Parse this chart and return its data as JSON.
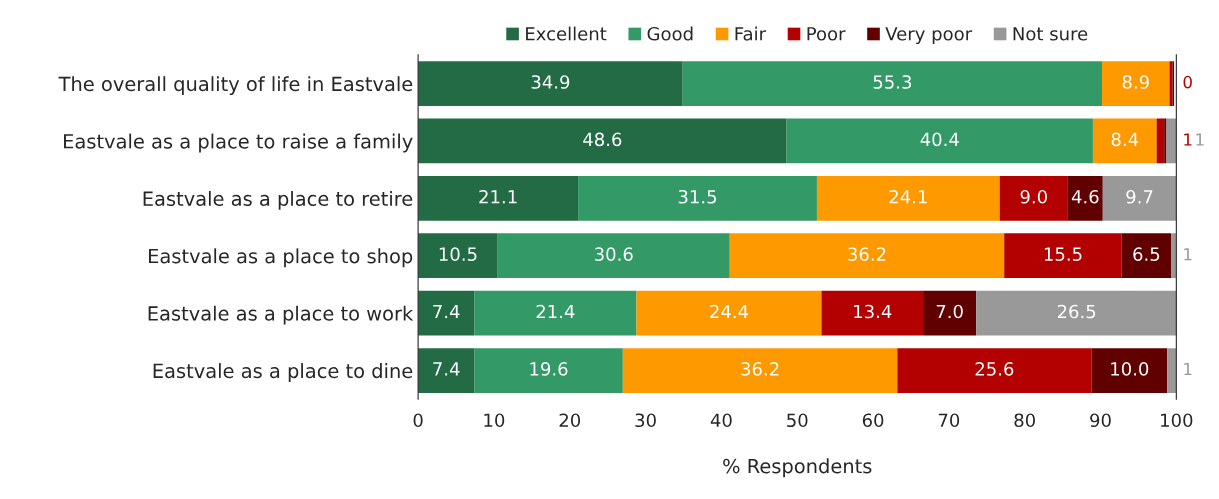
{
  "chart_data": {
    "type": "bar",
    "orientation": "horizontal",
    "stacked": true,
    "xlabel": "% Respondents",
    "categories": [
      "The overall quality of life in Eastvale",
      "Eastvale as a place to raise a family",
      "Eastvale as a place to retire",
      "Eastvale as a place to shop",
      "Eastvale as a place to work",
      "Eastvale as a place to dine"
    ],
    "series": [
      {
        "name": "Excellent",
        "color": "#236b45",
        "values": [
          34.9,
          48.6,
          21.1,
          10.5,
          7.4,
          7.4
        ],
        "value_labels": [
          "34.9",
          "48.6",
          "21.1",
          "10.5",
          "7.4",
          "7.4"
        ]
      },
      {
        "name": "Good",
        "color": "#339966",
        "values": [
          55.3,
          40.4,
          31.5,
          30.6,
          21.4,
          19.6
        ],
        "value_labels": [
          "55.3",
          "40.4",
          "31.5",
          "30.6",
          "21.4",
          "19.6"
        ]
      },
      {
        "name": "Fair",
        "color": "#ff9900",
        "values": [
          8.9,
          8.4,
          24.1,
          36.2,
          24.4,
          36.2
        ],
        "value_labels": [
          "8.9",
          "8.4",
          "24.1",
          "36.2",
          "24.4",
          "36.2"
        ]
      },
      {
        "name": "Poor",
        "color": "#b30000",
        "values": [
          0.4,
          1.0,
          9.0,
          15.5,
          13.4,
          25.6
        ],
        "value_labels": [
          "0",
          "1",
          "9.0",
          "15.5",
          "13.4",
          "25.6"
        ]
      },
      {
        "name": "Very poor",
        "color": "#600000",
        "values": [
          0.2,
          0.3,
          4.6,
          6.5,
          7.0,
          10.0
        ],
        "value_labels": [
          null,
          null,
          "4.6",
          "6.5",
          "7.0",
          "10.0"
        ]
      },
      {
        "name": "Not sure",
        "color": "#999999",
        "values": [
          0,
          1.3,
          9.7,
          0.7,
          26.5,
          1.2
        ],
        "value_labels": [
          null,
          "1",
          "9.7",
          "1",
          "26.5",
          "1"
        ]
      }
    ],
    "xlim": [
      0,
      100
    ],
    "xticks": [
      0,
      10,
      20,
      30,
      40,
      50,
      60,
      70,
      80,
      90,
      100
    ],
    "grid": false,
    "legend": "top"
  }
}
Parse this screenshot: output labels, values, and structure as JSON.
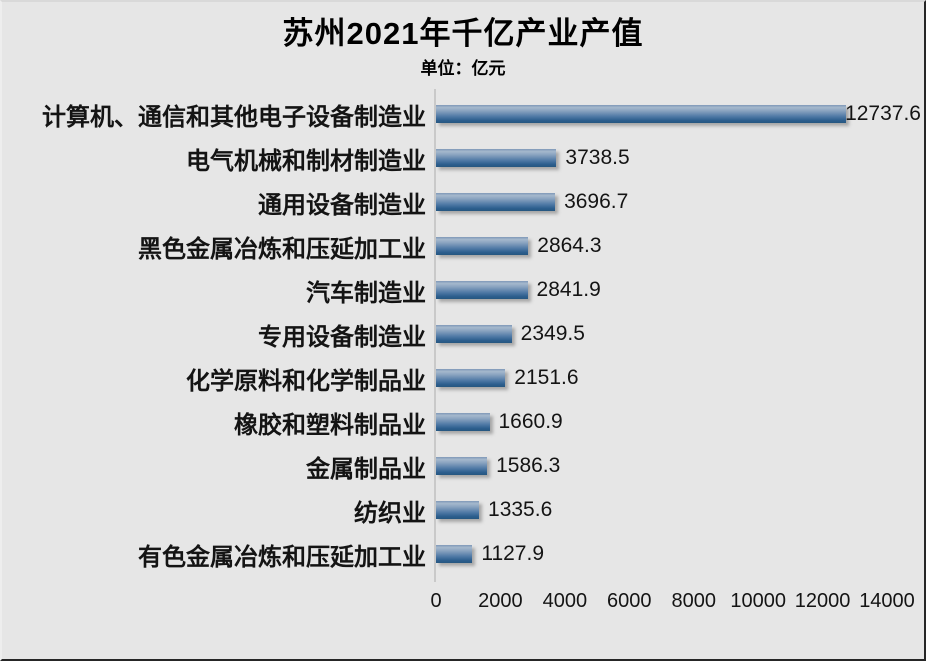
{
  "header": {
    "title": "苏州2021年千亿产业产值",
    "unit_label": "单位：亿元"
  },
  "chart_data": {
    "type": "bar",
    "orientation": "horizontal",
    "title": "苏州2021年千亿产业产值",
    "subtitle": "单位：亿元",
    "xlabel": "",
    "ylabel": "",
    "categories": [
      "计算机、通信和其他电子设备制造业",
      "电气机械和制材制造业",
      "通用设备制造业",
      "黑色金属冶炼和压延加工业",
      "汽车制造业",
      "专用设备制造业",
      "化学原料和化学制品业",
      "橡胶和塑料制品业",
      "金属制品业",
      "纺织业",
      "有色金属冶炼和压延加工业"
    ],
    "values": [
      12737.6,
      3738.5,
      3696.7,
      2864.3,
      2841.9,
      2349.5,
      2151.6,
      1660.9,
      1586.3,
      1335.6,
      1127.9
    ],
    "value_labels": [
      "12737.6",
      "3738.5",
      "3696.7",
      "2864.3",
      "2841.9",
      "2349.5",
      "2151.6",
      "1660.9",
      "1586.3",
      "1335.6",
      "1127.9"
    ],
    "xlim": [
      0,
      14000
    ],
    "x_ticks": [
      0,
      2000,
      4000,
      6000,
      8000,
      10000,
      12000,
      14000
    ],
    "grid": false,
    "legend": false,
    "colors": {
      "background": "#e6e6e6",
      "bar_gradient_top": "#a5b8cd",
      "bar_gradient_bottom": "#255680",
      "axis_line": "#c9c9c9",
      "text": "#141414"
    }
  }
}
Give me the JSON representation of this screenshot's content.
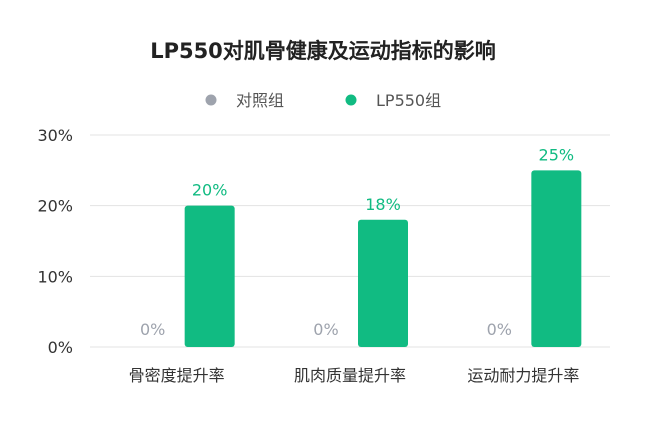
{
  "chart_data": {
    "type": "bar",
    "title": "LP550对肌骨健康及运动指标的影响",
    "categories": [
      "骨密度提升率",
      "肌肉质量提升率",
      "运动耐力提升率"
    ],
    "series": [
      {
        "name": "对照组",
        "values": [
          0,
          0,
          0
        ],
        "color": "#9ea3ad"
      },
      {
        "name": "LP550组",
        "values": [
          20,
          18,
          25
        ],
        "color": "#11bb82"
      }
    ],
    "y_ticks": [
      "0%",
      "10%",
      "20%",
      "30%"
    ],
    "data_labels": [
      [
        "0%",
        "0%",
        "0%"
      ],
      [
        "20%",
        "18%",
        "25%"
      ]
    ],
    "ylim": [
      0,
      30
    ],
    "grid": true,
    "legend_position": "top-center",
    "colors": {
      "title": "#222222",
      "axis_text": "#333333",
      "grid": "#e3e3e3"
    }
  }
}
-.-.-
◆ **The request**:
Copy out the entries verbatim and leave the images out.

◆ **Complete output**:
Parse this chart and return its data as JSON.
{
  "chart_data": {
    "type": "bar",
    "orientation": "horizontal",
    "stacked": true,
    "xlabel": "% Respondents",
    "categories": [
      "The overall quality of life in Eastvale",
      "Eastvale as a place to raise a family",
      "Eastvale as a place to retire",
      "Eastvale as a place to shop",
      "Eastvale as a place to work",
      "Eastvale as a place to dine"
    ],
    "series": [
      {
        "name": "Excellent",
        "color": "#236b45",
        "values": [
          34.9,
          48.6,
          21.1,
          10.5,
          7.4,
          7.4
        ],
        "value_labels": [
          "34.9",
          "48.6",
          "21.1",
          "10.5",
          "7.4",
          "7.4"
        ]
      },
      {
        "name": "Good",
        "color": "#339966",
        "values": [
          55.3,
          40.4,
          31.5,
          30.6,
          21.4,
          19.6
        ],
        "value_labels": [
          "55.3",
          "40.4",
          "31.5",
          "30.6",
          "21.4",
          "19.6"
        ]
      },
      {
        "name": "Fair",
        "color": "#ff9900",
        "values": [
          8.9,
          8.4,
          24.1,
          36.2,
          24.4,
          36.2
        ],
        "value_labels": [
          "8.9",
          "8.4",
          "24.1",
          "36.2",
          "24.4",
          "36.2"
        ]
      },
      {
        "name": "Poor",
        "color": "#b30000",
        "values": [
          0.4,
          1.0,
          9.0,
          15.5,
          13.4,
          25.6
        ],
        "value_labels": [
          "0",
          "1",
          "9.0",
          "15.5",
          "13.4",
          "25.6"
        ]
      },
      {
        "name": "Very poor",
        "color": "#600000",
        "values": [
          0.2,
          0.3,
          4.6,
          6.5,
          7.0,
          10.0
        ],
        "value_labels": [
          null,
          null,
          "4.6",
          "6.5",
          "7.0",
          "10.0"
        ]
      },
      {
        "name": "Not sure",
        "color": "#999999",
        "values": [
          0,
          1.3,
          9.7,
          0.7,
          26.5,
          1.2
        ],
        "value_labels": [
          null,
          "1",
          "9.7",
          "1",
          "26.5",
          "1"
        ]
      }
    ],
    "xlim": [
      0,
      100
    ],
    "xticks": [
      0,
      10,
      20,
      30,
      40,
      50,
      60,
      70,
      80,
      90,
      100
    ],
    "grid": false,
    "legend": "top"
  }
}
Parse this screenshot: output labels, values, and structure as JSON.
{
  "header": {
    "title": "苏州2021年千亿产业产值",
    "unit_label": "单位：亿元"
  },
  "chart_data": {
    "type": "bar",
    "orientation": "horizontal",
    "title": "苏州2021年千亿产业产值",
    "subtitle": "单位：亿元",
    "xlabel": "",
    "ylabel": "",
    "categories": [
      "计算机、通信和其他电子设备制造业",
      "电气机械和制材制造业",
      "通用设备制造业",
      "黑色金属冶炼和压延加工业",
      "汽车制造业",
      "专用设备制造业",
      "化学原料和化学制品业",
      "橡胶和塑料制品业",
      "金属制品业",
      "纺织业",
      "有色金属冶炼和压延加工业"
    ],
    "values": [
      12737.6,
      3738.5,
      3696.7,
      2864.3,
      2841.9,
      2349.5,
      2151.6,
      1660.9,
      1586.3,
      1335.6,
      1127.9
    ],
    "value_labels": [
      "12737.6",
      "3738.5",
      "3696.7",
      "2864.3",
      "2841.9",
      "2349.5",
      "2151.6",
      "1660.9",
      "1586.3",
      "1335.6",
      "1127.9"
    ],
    "xlim": [
      0,
      14000
    ],
    "x_ticks": [
      0,
      2000,
      4000,
      6000,
      8000,
      10000,
      12000,
      14000
    ],
    "grid": false,
    "legend": false,
    "colors": {
      "background": "#e6e6e6",
      "bar_gradient_top": "#a5b8cd",
      "bar_gradient_bottom": "#255680",
      "axis_line": "#c9c9c9",
      "text": "#141414"
    }
  }
}
Give me the JSON representation of this screenshot's content.
{
  "chart_data": {
    "type": "bar",
    "title": "LP550对肌骨健康及运动指标的影响",
    "categories": [
      "骨密度提升率",
      "肌肉质量提升率",
      "运动耐力提升率"
    ],
    "series": [
      {
        "name": "对照组",
        "values": [
          0,
          0,
          0
        ],
        "color": "#9ea3ad"
      },
      {
        "name": "LP550组",
        "values": [
          20,
          18,
          25
        ],
        "color": "#11bb82"
      }
    ],
    "y_ticks": [
      "0%",
      "10%",
      "20%",
      "30%"
    ],
    "data_labels": [
      [
        "0%",
        "0%",
        "0%"
      ],
      [
        "20%",
        "18%",
        "25%"
      ]
    ],
    "ylim": [
      0,
      30
    ],
    "grid": true,
    "legend_position": "top-center",
    "colors": {
      "title": "#222222",
      "axis_text": "#333333",
      "grid": "#e3e3e3"
    }
  }
}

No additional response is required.